#### Directive
Where does the string "color" appear? Copy every line of the entries below that holds it.

Dataset entries on figures
BEGIN

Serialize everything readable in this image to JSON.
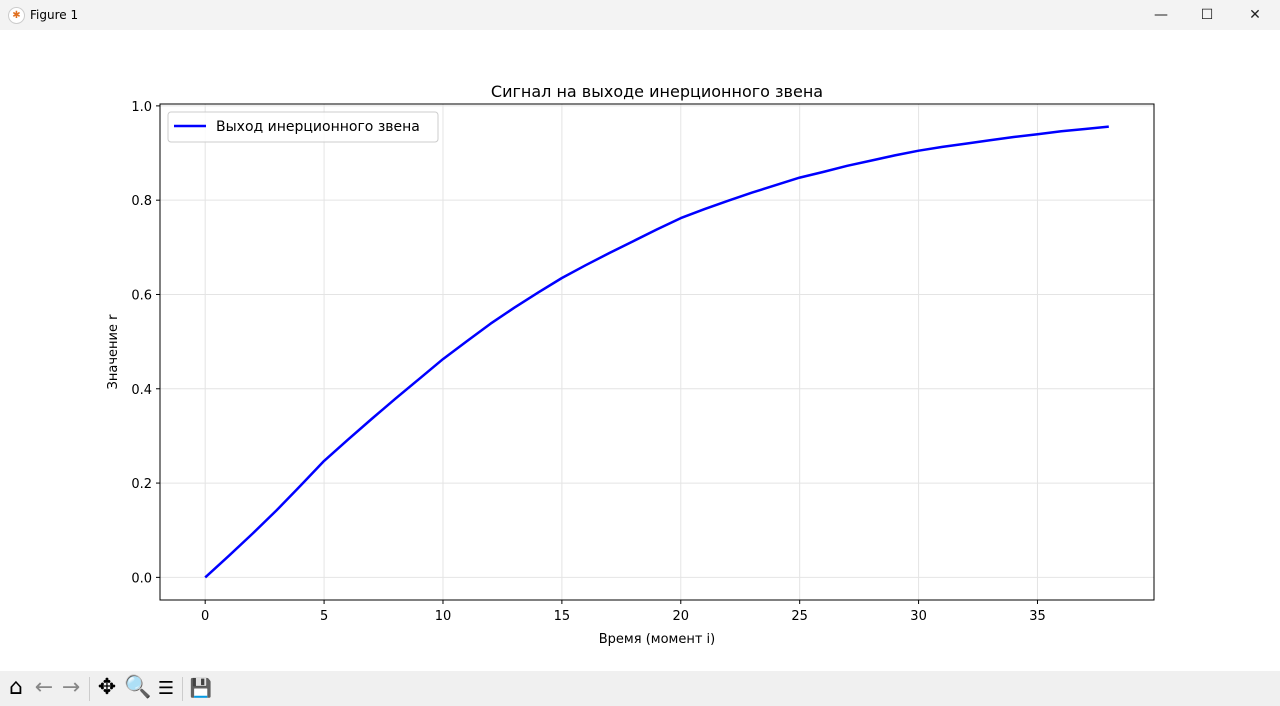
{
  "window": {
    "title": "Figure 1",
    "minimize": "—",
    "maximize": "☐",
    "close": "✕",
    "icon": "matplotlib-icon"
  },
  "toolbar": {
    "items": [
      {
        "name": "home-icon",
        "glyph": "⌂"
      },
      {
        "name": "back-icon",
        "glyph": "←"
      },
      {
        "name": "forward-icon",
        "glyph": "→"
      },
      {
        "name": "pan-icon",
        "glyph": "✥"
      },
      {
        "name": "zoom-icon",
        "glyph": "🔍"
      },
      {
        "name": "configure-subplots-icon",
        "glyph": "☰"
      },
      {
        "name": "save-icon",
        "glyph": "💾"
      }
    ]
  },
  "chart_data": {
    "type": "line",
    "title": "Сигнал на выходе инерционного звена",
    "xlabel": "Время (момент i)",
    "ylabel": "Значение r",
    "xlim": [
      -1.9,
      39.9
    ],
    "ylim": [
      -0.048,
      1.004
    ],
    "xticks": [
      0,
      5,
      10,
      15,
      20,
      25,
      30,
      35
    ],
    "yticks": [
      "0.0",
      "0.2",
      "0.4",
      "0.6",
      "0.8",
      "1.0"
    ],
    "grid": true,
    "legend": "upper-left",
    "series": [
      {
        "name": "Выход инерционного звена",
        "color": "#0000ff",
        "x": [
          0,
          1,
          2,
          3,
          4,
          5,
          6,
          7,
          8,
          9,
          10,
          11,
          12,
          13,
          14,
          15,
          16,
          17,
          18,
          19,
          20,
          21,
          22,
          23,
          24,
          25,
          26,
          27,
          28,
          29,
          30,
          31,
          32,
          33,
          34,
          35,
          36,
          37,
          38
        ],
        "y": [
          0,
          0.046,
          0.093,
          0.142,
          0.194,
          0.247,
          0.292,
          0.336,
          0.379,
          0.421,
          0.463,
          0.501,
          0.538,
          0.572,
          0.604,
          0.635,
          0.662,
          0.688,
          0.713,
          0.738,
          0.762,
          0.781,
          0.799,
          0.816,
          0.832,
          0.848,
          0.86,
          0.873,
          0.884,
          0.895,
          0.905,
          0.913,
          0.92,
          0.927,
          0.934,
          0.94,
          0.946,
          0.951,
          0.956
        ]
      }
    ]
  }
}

END
BEGIN

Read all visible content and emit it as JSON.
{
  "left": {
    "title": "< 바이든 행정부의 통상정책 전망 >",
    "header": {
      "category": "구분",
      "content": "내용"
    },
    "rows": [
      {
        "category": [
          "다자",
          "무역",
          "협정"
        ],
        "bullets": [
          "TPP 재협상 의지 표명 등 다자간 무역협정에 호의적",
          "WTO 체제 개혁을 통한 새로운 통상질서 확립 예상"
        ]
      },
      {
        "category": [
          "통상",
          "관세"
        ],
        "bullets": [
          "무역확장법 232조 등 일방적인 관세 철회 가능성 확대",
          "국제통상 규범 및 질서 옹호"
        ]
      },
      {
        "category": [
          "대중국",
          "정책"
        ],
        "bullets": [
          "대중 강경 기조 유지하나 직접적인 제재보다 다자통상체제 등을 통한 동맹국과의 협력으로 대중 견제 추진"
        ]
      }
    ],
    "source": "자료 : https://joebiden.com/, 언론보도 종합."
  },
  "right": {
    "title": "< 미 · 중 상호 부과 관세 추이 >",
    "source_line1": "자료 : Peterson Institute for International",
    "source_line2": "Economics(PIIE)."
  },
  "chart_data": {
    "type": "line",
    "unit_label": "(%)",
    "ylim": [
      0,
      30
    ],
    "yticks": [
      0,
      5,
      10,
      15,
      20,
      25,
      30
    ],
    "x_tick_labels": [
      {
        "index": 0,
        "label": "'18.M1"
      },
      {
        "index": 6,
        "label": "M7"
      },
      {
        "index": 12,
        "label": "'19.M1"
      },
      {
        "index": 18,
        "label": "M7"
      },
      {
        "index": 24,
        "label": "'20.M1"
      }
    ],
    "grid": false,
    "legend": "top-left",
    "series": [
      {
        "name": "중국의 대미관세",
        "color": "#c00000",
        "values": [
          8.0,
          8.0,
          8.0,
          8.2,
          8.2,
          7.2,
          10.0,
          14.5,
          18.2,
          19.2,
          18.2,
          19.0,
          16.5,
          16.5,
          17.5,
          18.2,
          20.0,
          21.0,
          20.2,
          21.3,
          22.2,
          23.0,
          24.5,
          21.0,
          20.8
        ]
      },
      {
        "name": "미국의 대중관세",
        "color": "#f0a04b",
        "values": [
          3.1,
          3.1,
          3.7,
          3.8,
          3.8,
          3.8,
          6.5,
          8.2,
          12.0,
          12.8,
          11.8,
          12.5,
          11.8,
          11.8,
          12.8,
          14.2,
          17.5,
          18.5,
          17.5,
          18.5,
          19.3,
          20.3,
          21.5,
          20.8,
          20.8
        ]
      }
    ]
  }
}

END

#### Answer below
        "color": "#0000ff",
        "color": "#c00000",
        "color": "#f0a04b",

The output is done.